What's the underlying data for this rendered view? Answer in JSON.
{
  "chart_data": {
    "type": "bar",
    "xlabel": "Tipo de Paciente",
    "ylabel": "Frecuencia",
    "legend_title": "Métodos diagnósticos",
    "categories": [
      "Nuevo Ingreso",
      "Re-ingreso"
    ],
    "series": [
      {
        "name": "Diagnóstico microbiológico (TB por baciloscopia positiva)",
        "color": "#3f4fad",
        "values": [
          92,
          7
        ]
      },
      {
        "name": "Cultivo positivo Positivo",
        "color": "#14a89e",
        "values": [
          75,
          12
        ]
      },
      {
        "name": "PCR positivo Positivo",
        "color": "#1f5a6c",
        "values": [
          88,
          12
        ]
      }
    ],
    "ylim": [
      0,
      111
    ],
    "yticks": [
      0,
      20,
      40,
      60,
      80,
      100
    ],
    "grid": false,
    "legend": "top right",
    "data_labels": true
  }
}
--
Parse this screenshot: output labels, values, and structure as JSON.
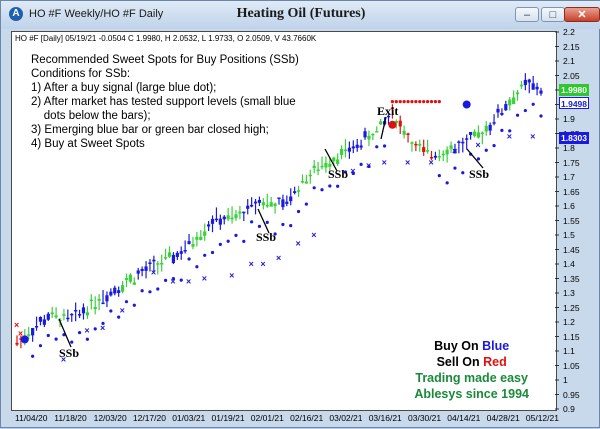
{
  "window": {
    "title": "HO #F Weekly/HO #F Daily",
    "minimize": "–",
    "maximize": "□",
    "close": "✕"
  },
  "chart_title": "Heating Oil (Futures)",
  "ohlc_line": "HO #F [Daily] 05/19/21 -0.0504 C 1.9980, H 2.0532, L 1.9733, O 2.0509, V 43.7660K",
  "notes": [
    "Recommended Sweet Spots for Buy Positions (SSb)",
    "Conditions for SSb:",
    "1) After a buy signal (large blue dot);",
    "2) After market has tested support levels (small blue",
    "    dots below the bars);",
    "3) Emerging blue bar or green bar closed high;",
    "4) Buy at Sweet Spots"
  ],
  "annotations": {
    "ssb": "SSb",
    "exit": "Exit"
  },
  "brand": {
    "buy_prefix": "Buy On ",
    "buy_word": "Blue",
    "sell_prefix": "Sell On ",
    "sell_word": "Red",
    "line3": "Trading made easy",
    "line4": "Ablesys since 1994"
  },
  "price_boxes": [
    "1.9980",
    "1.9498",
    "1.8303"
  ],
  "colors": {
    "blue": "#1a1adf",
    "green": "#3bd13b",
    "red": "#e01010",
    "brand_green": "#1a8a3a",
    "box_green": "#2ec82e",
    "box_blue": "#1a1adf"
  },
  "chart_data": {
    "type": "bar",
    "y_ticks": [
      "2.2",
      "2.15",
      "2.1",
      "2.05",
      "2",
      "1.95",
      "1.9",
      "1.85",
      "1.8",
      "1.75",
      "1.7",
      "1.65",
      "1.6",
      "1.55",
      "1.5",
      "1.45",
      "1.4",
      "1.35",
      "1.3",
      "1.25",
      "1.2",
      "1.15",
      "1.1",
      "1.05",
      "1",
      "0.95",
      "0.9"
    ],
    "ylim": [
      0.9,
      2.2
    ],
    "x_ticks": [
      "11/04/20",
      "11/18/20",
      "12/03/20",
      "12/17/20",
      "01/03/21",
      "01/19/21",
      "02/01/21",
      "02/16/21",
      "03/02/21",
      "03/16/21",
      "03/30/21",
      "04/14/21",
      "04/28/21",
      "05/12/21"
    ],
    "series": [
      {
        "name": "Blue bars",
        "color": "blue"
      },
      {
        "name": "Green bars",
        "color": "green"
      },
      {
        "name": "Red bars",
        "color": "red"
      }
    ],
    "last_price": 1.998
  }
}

◆ Task directions:
Report back each line of the entries that holds the string "After".

◆ Exercise response:
    "1) After a buy signal (large blue dot);",
    "2) After market has tested support levels (small blue",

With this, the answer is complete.